▶ **DATA RECORDS**:
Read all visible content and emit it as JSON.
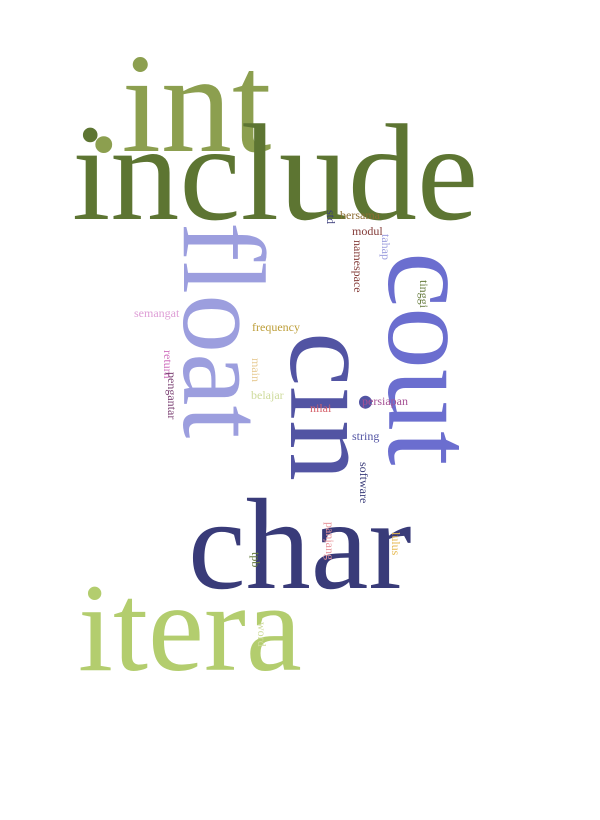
{
  "words": [
    {
      "key": "int",
      "text": ".int",
      "color": "#8c9f4f",
      "orientation": "horizontal"
    },
    {
      "key": "include",
      "text": "include",
      "color": "#5d7532",
      "orientation": "horizontal"
    },
    {
      "key": "itera",
      "text": "itera",
      "color": "#b3cd6e",
      "orientation": "horizontal"
    },
    {
      "key": "char",
      "text": "char",
      "color": "#393b79",
      "orientation": "horizontal"
    },
    {
      "key": "cout",
      "text": "cout",
      "color": "#6b6ecf",
      "orientation": "vertical"
    },
    {
      "key": "cin",
      "text": "cin",
      "color": "#5254a3",
      "orientation": "vertical"
    },
    {
      "key": "float",
      "text": "float",
      "color": "#9c9ede",
      "orientation": "vertical"
    },
    {
      "key": "bersama",
      "text": "bersama",
      "color": "#8c6d31",
      "orientation": "horizontal"
    },
    {
      "key": "modul",
      "text": "modul",
      "color": "#843c39",
      "orientation": "horizontal"
    },
    {
      "key": "std",
      "text": "std",
      "color": "#393b79",
      "orientation": "vertical"
    },
    {
      "key": "tahap",
      "text": "tahap",
      "color": "#9c9ede",
      "orientation": "vertical"
    },
    {
      "key": "namespace",
      "text": "namespace",
      "color": "#843c39",
      "orientation": "vertical"
    },
    {
      "key": "tinggi",
      "text": "tinggi",
      "color": "#637939",
      "orientation": "vertical"
    },
    {
      "key": "semangat",
      "text": "semangat",
      "color": "#de9ed6",
      "orientation": "horizontal"
    },
    {
      "key": "frequency",
      "text": "frequency",
      "color": "#bd9e39",
      "orientation": "horizontal"
    },
    {
      "key": "return",
      "text": "return",
      "color": "#ce6dbd",
      "orientation": "vertical"
    },
    {
      "key": "pengantar",
      "text": "pengantar",
      "color": "#7b4173",
      "orientation": "vertical"
    },
    {
      "key": "main",
      "text": "main",
      "color": "#e7cb94",
      "orientation": "vertical"
    },
    {
      "key": "belajar",
      "text": "belajar",
      "color": "#cedb9c",
      "orientation": "horizontal"
    },
    {
      "key": "nilai",
      "text": "nilai",
      "color": "#d6616b",
      "orientation": "horizontal"
    },
    {
      "key": "persiapan",
      "text": "persiapan",
      "color": "#a55194",
      "orientation": "horizontal"
    },
    {
      "key": "string",
      "text": "string",
      "color": "#5254a3",
      "orientation": "horizontal"
    },
    {
      "key": "software",
      "text": "software",
      "color": "#393b79",
      "orientation": "vertical"
    },
    {
      "key": "lulus",
      "text": "lulus",
      "color": "#e7ba52",
      "orientation": "vertical"
    },
    {
      "key": "panjang",
      "text": "panjang",
      "color": "#e7969c",
      "orientation": "vertical"
    },
    {
      "key": "tpb",
      "text": "tpb",
      "color": "#637939",
      "orientation": "vertical"
    },
    {
      "key": "word",
      "text": "word",
      "color": "#cedb9c",
      "orientation": "vertical"
    }
  ]
}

▶ **TASK DIRECTIONS**: Omit the pictures and output all of the other material exactly.

▶ **WRITTEN SOLUTION**:
Read all visible content and emit it as JSON.
{
  "words": [
    {
      "key": "int",
      "text": ".int",
      "color": "#8c9f4f",
      "orientation": "horizontal"
    },
    {
      "key": "include",
      "text": "include",
      "color": "#5d7532",
      "orientation": "horizontal"
    },
    {
      "key": "itera",
      "text": "itera",
      "color": "#b3cd6e",
      "orientation": "horizontal"
    },
    {
      "key": "char",
      "text": "char",
      "color": "#393b79",
      "orientation": "horizontal"
    },
    {
      "key": "cout",
      "text": "cout",
      "color": "#6b6ecf",
      "orientation": "vertical"
    },
    {
      "key": "cin",
      "text": "cin",
      "color": "#5254a3",
      "orientation": "vertical"
    },
    {
      "key": "float",
      "text": "float",
      "color": "#9c9ede",
      "orientation": "vertical"
    },
    {
      "key": "bersama",
      "text": "bersama",
      "color": "#8c6d31",
      "orientation": "horizontal"
    },
    {
      "key": "modul",
      "text": "modul",
      "color": "#843c39",
      "orientation": "horizontal"
    },
    {
      "key": "std",
      "text": "std",
      "color": "#393b79",
      "orientation": "vertical"
    },
    {
      "key": "tahap",
      "text": "tahap",
      "color": "#9c9ede",
      "orientation": "vertical"
    },
    {
      "key": "namespace",
      "text": "namespace",
      "color": "#843c39",
      "orientation": "vertical"
    },
    {
      "key": "tinggi",
      "text": "tinggi",
      "color": "#637939",
      "orientation": "vertical"
    },
    {
      "key": "semangat",
      "text": "semangat",
      "color": "#de9ed6",
      "orientation": "horizontal"
    },
    {
      "key": "frequency",
      "text": "frequency",
      "color": "#bd9e39",
      "orientation": "horizontal"
    },
    {
      "key": "return",
      "text": "return",
      "color": "#ce6dbd",
      "orientation": "vertical"
    },
    {
      "key": "pengantar",
      "text": "pengantar",
      "color": "#7b4173",
      "orientation": "vertical"
    },
    {
      "key": "main",
      "text": "main",
      "color": "#e7cb94",
      "orientation": "vertical"
    },
    {
      "key": "belajar",
      "text": "belajar",
      "color": "#cedb9c",
      "orientation": "horizontal"
    },
    {
      "key": "nilai",
      "text": "nilai",
      "color": "#d6616b",
      "orientation": "horizontal"
    },
    {
      "key": "persiapan",
      "text": "persiapan",
      "color": "#a55194",
      "orientation": "horizontal"
    },
    {
      "key": "string",
      "text": "string",
      "color": "#5254a3",
      "orientation": "horizontal"
    },
    {
      "key": "software",
      "text": "software",
      "color": "#393b79",
      "orientation": "vertical"
    },
    {
      "key": "lulus",
      "text": "lulus",
      "color": "#e7ba52",
      "orientation": "vertical"
    },
    {
      "key": "panjang",
      "text": "panjang",
      "color": "#e7969c",
      "orientation": "vertical"
    },
    {
      "key": "tpb",
      "text": "tpb",
      "color": "#637939",
      "orientation": "vertical"
    },
    {
      "key": "word",
      "text": "word",
      "color": "#cedb9c",
      "orientation": "vertical"
    }
  ]
}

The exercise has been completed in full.